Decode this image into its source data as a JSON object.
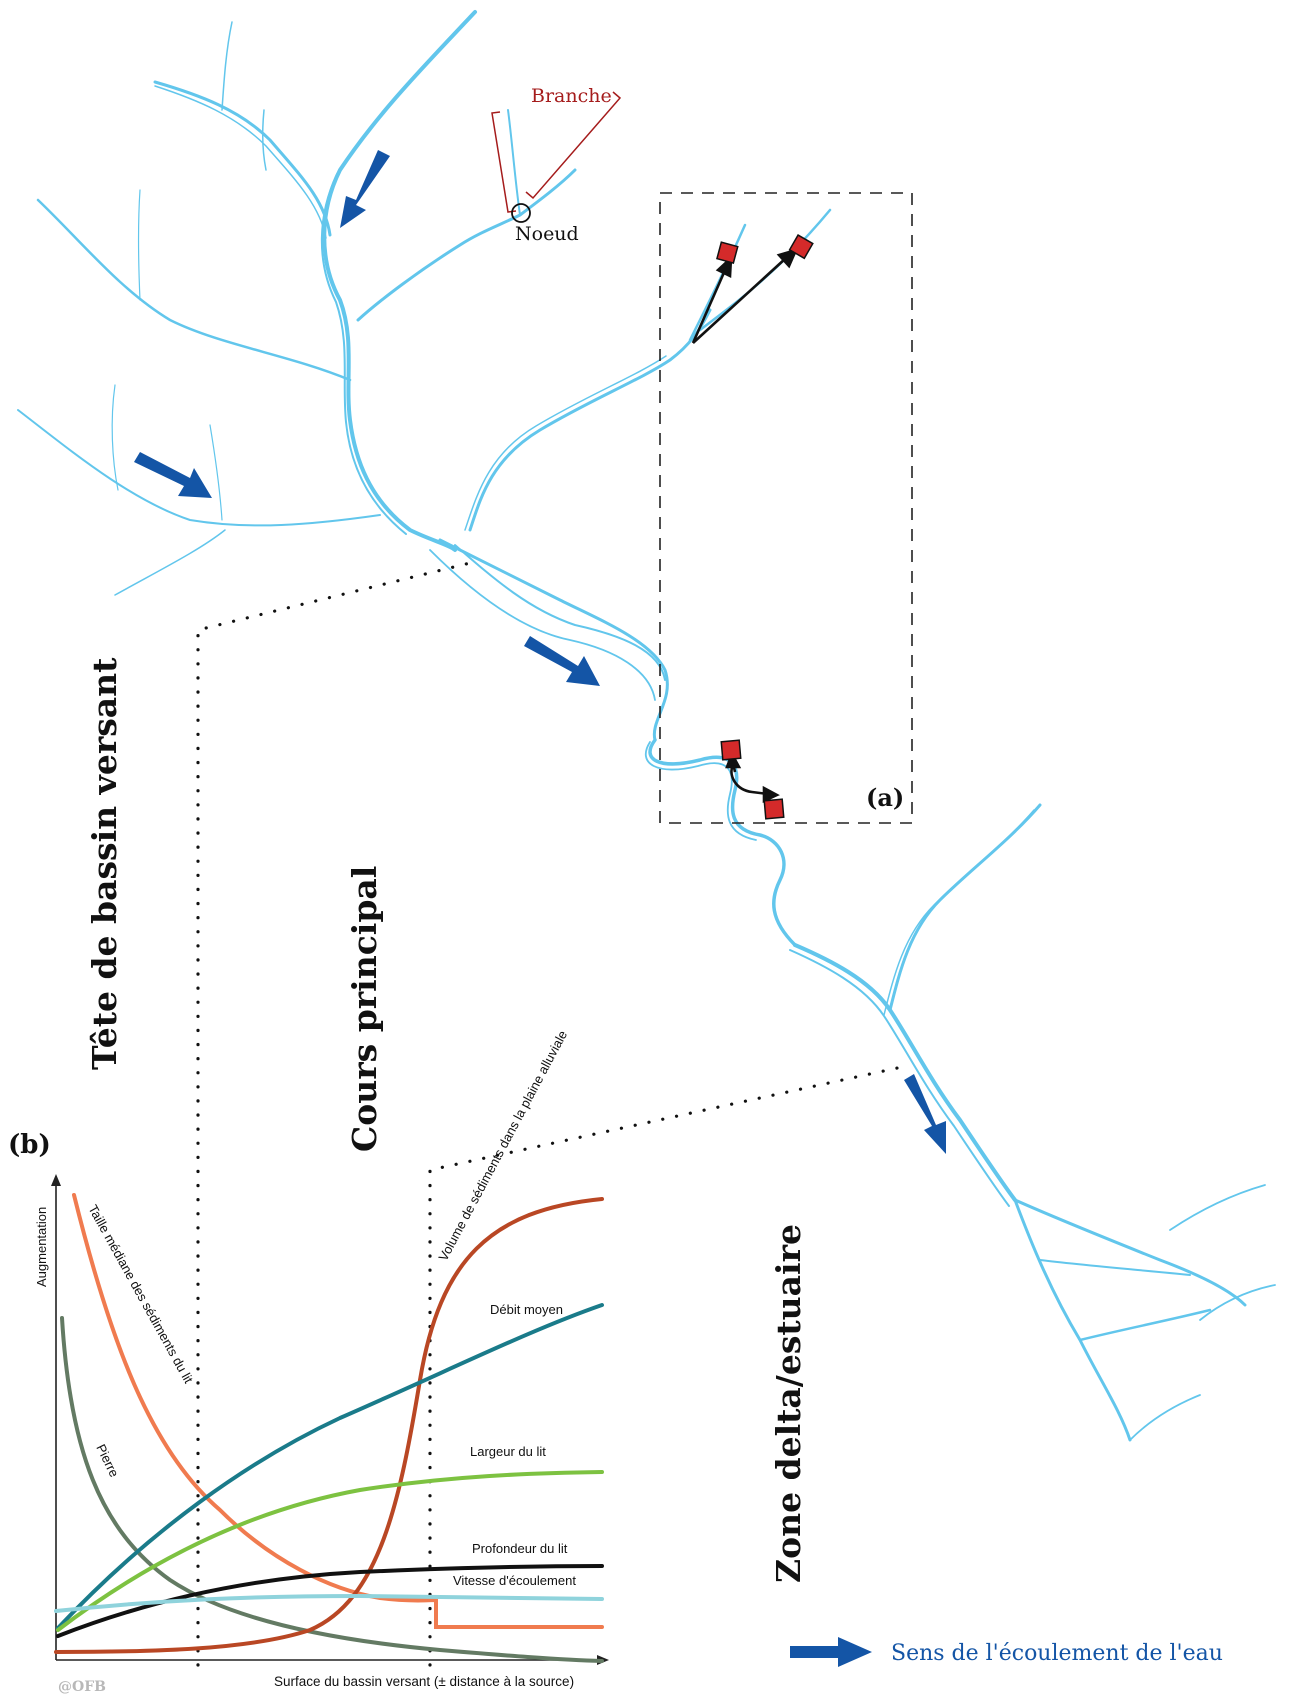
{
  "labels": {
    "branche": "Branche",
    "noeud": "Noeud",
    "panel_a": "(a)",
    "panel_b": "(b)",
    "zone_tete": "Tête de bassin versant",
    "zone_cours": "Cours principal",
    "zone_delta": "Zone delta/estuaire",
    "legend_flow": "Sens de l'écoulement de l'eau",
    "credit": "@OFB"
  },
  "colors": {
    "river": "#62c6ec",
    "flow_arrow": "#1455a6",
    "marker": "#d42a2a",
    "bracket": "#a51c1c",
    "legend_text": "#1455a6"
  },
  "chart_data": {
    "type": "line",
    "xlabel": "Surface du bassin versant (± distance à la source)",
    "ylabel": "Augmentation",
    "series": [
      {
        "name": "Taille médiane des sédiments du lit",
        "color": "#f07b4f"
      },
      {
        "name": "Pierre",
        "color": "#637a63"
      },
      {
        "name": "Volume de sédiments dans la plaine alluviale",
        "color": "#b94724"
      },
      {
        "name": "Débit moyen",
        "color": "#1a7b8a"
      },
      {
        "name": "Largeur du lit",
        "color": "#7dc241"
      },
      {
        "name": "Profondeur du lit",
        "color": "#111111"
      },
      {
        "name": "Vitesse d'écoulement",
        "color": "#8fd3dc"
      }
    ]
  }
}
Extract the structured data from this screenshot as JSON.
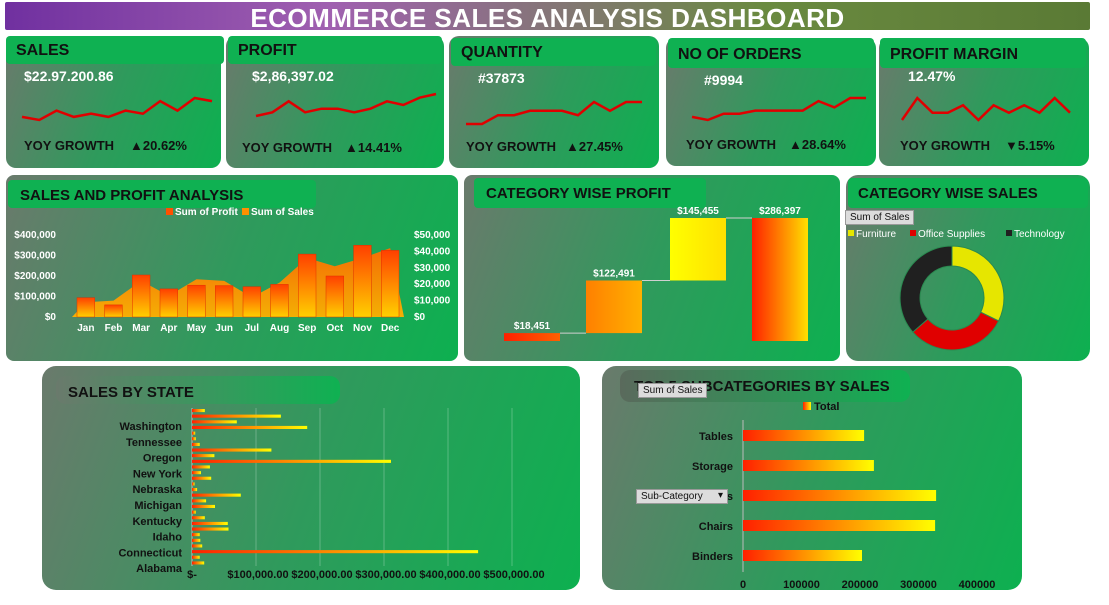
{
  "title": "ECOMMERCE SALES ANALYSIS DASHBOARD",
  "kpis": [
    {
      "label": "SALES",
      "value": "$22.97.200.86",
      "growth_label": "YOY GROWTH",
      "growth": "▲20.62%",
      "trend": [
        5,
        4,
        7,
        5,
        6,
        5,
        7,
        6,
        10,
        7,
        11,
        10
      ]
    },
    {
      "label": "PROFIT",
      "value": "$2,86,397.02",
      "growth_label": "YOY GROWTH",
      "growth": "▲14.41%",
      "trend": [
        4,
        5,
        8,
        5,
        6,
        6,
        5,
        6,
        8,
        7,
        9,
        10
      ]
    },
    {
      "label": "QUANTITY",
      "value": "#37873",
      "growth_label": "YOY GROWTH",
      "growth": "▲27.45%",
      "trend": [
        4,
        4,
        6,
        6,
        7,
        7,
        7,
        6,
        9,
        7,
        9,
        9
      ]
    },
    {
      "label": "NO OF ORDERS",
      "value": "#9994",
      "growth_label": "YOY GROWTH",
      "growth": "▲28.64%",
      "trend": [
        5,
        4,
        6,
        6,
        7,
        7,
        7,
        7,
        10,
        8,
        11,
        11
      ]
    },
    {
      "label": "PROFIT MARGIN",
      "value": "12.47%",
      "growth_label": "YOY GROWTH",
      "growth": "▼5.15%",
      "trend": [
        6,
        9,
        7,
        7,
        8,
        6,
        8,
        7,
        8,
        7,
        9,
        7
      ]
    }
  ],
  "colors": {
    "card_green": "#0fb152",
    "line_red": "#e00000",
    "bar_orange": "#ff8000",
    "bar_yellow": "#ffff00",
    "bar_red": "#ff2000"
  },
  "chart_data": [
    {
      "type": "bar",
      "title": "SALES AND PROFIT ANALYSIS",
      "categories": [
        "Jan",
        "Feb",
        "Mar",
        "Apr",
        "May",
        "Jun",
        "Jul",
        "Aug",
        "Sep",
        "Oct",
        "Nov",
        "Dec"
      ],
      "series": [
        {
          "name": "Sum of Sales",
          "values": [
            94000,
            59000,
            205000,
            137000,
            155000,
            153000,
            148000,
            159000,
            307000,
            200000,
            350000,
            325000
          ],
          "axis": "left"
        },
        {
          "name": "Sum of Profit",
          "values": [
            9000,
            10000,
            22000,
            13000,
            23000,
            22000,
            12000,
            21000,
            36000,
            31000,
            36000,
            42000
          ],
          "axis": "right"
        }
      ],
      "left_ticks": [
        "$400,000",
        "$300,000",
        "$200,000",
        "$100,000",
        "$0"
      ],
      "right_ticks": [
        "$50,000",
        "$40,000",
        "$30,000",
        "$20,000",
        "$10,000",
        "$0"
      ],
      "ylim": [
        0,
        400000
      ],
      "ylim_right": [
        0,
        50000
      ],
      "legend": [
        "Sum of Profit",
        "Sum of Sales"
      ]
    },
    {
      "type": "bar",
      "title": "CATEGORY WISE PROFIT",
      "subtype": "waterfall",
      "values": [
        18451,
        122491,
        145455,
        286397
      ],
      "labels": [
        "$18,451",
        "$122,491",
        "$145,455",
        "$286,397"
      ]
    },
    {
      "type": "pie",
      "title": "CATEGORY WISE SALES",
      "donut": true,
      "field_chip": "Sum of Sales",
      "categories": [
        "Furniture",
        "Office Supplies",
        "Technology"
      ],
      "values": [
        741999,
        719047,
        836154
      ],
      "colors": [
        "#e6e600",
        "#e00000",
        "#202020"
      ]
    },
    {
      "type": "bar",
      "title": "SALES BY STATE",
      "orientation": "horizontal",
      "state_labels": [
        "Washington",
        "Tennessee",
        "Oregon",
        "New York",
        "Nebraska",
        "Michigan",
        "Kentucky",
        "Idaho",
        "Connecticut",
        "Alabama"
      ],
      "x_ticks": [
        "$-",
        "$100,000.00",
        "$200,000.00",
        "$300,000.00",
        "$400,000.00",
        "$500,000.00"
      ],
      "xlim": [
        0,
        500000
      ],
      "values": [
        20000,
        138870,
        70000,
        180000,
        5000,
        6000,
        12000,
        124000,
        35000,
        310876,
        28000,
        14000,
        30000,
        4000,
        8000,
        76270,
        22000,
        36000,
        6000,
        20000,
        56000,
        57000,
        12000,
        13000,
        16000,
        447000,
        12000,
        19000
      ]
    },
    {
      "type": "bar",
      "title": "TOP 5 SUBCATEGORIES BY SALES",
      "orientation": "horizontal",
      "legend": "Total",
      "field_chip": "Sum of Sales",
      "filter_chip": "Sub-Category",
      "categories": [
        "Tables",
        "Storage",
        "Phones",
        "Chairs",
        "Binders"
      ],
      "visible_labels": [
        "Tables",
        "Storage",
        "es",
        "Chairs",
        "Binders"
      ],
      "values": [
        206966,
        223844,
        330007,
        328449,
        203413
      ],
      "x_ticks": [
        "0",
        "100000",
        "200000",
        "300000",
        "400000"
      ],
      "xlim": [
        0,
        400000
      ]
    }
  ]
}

────────

- [Objective] Reproduce all of the data exactly, omitting each picture it holds.

- [Task answer]
Decode this image into its source data as a JSON object.
{
  "labels": {
    "branche": "Branche",
    "noeud": "Noeud",
    "panel_a": "(a)",
    "panel_b": "(b)",
    "zone_tete": "Tête de bassin versant",
    "zone_cours": "Cours principal",
    "zone_delta": "Zone delta/estuaire",
    "legend_flow": "Sens de l'écoulement de l'eau",
    "credit": "@OFB"
  },
  "colors": {
    "river": "#62c6ec",
    "flow_arrow": "#1455a6",
    "marker": "#d42a2a",
    "bracket": "#a51c1c",
    "legend_text": "#1455a6"
  },
  "chart_data": {
    "type": "line",
    "xlabel": "Surface du bassin versant (± distance à la source)",
    "ylabel": "Augmentation",
    "series": [
      {
        "name": "Taille médiane des sédiments du lit",
        "color": "#f07b4f"
      },
      {
        "name": "Pierre",
        "color": "#637a63"
      },
      {
        "name": "Volume de sédiments dans la plaine alluviale",
        "color": "#b94724"
      },
      {
        "name": "Débit moyen",
        "color": "#1a7b8a"
      },
      {
        "name": "Largeur du lit",
        "color": "#7dc241"
      },
      {
        "name": "Profondeur du lit",
        "color": "#111111"
      },
      {
        "name": "Vitesse d'écoulement",
        "color": "#8fd3dc"
      }
    ]
  }
}
Extract the structured data from this screenshot as JSON.
{
  "title": "ECOMMERCE SALES ANALYSIS DASHBOARD",
  "kpis": [
    {
      "label": "SALES",
      "value": "$22.97.200.86",
      "growth_label": "YOY GROWTH",
      "growth": "▲20.62%",
      "trend": [
        5,
        4,
        7,
        5,
        6,
        5,
        7,
        6,
        10,
        7,
        11,
        10
      ]
    },
    {
      "label": "PROFIT",
      "value": "$2,86,397.02",
      "growth_label": "YOY GROWTH",
      "growth": "▲14.41%",
      "trend": [
        4,
        5,
        8,
        5,
        6,
        6,
        5,
        6,
        8,
        7,
        9,
        10
      ]
    },
    {
      "label": "QUANTITY",
      "value": "#37873",
      "growth_label": "YOY GROWTH",
      "growth": "▲27.45%",
      "trend": [
        4,
        4,
        6,
        6,
        7,
        7,
        7,
        6,
        9,
        7,
        9,
        9
      ]
    },
    {
      "label": "NO OF ORDERS",
      "value": "#9994",
      "growth_label": "YOY GROWTH",
      "growth": "▲28.64%",
      "trend": [
        5,
        4,
        6,
        6,
        7,
        7,
        7,
        7,
        10,
        8,
        11,
        11
      ]
    },
    {
      "label": "PROFIT MARGIN",
      "value": "12.47%",
      "growth_label": "YOY GROWTH",
      "growth": "▼5.15%",
      "trend": [
        6,
        9,
        7,
        7,
        8,
        6,
        8,
        7,
        8,
        7,
        9,
        7
      ]
    }
  ],
  "colors": {
    "card_green": "#0fb152",
    "line_red": "#e00000",
    "bar_orange": "#ff8000",
    "bar_yellow": "#ffff00",
    "bar_red": "#ff2000"
  },
  "chart_data": [
    {
      "type": "bar",
      "title": "SALES AND PROFIT ANALYSIS",
      "categories": [
        "Jan",
        "Feb",
        "Mar",
        "Apr",
        "May",
        "Jun",
        "Jul",
        "Aug",
        "Sep",
        "Oct",
        "Nov",
        "Dec"
      ],
      "series": [
        {
          "name": "Sum of Sales",
          "values": [
            94000,
            59000,
            205000,
            137000,
            155000,
            153000,
            148000,
            159000,
            307000,
            200000,
            350000,
            325000
          ],
          "axis": "left"
        },
        {
          "name": "Sum of Profit",
          "values": [
            9000,
            10000,
            22000,
            13000,
            23000,
            22000,
            12000,
            21000,
            36000,
            31000,
            36000,
            42000
          ],
          "axis": "right"
        }
      ],
      "left_ticks": [
        "$400,000",
        "$300,000",
        "$200,000",
        "$100,000",
        "$0"
      ],
      "right_ticks": [
        "$50,000",
        "$40,000",
        "$30,000",
        "$20,000",
        "$10,000",
        "$0"
      ],
      "ylim": [
        0,
        400000
      ],
      "ylim_right": [
        0,
        50000
      ],
      "legend": [
        "Sum of Profit",
        "Sum of Sales"
      ]
    },
    {
      "type": "bar",
      "title": "CATEGORY WISE PROFIT",
      "subtype": "waterfall",
      "values": [
        18451,
        122491,
        145455,
        286397
      ],
      "labels": [
        "$18,451",
        "$122,491",
        "$145,455",
        "$286,397"
      ]
    },
    {
      "type": "pie",
      "title": "CATEGORY WISE SALES",
      "donut": true,
      "field_chip": "Sum of Sales",
      "categories": [
        "Furniture",
        "Office Supplies",
        "Technology"
      ],
      "values": [
        741999,
        719047,
        836154
      ],
      "colors": [
        "#e6e600",
        "#e00000",
        "#202020"
      ]
    },
    {
      "type": "bar",
      "title": "SALES BY STATE",
      "orientation": "horizontal",
      "state_labels": [
        "Washington",
        "Tennessee",
        "Oregon",
        "New York",
        "Nebraska",
        "Michigan",
        "Kentucky",
        "Idaho",
        "Connecticut",
        "Alabama"
      ],
      "x_ticks": [
        "$-",
        "$100,000.00",
        "$200,000.00",
        "$300,000.00",
        "$400,000.00",
        "$500,000.00"
      ],
      "xlim": [
        0,
        500000
      ],
      "values": [
        20000,
        138870,
        70000,
        180000,
        5000,
        6000,
        12000,
        124000,
        35000,
        310876,
        28000,
        14000,
        30000,
        4000,
        8000,
        76270,
        22000,
        36000,
        6000,
        20000,
        56000,
        57000,
        12000,
        13000,
        16000,
        447000,
        12000,
        19000
      ]
    },
    {
      "type": "bar",
      "title": "TOP 5 SUBCATEGORIES BY SALES",
      "orientation": "horizontal",
      "legend": "Total",
      "field_chip": "Sum of Sales",
      "filter_chip": "Sub-Category",
      "categories": [
        "Tables",
        "Storage",
        "Phones",
        "Chairs",
        "Binders"
      ],
      "visible_labels": [
        "Tables",
        "Storage",
        "es",
        "Chairs",
        "Binders"
      ],
      "values": [
        206966,
        223844,
        330007,
        328449,
        203413
      ],
      "x_ticks": [
        "0",
        "100000",
        "200000",
        "300000",
        "400000"
      ],
      "xlim": [
        0,
        400000
      ]
    }
  ]
}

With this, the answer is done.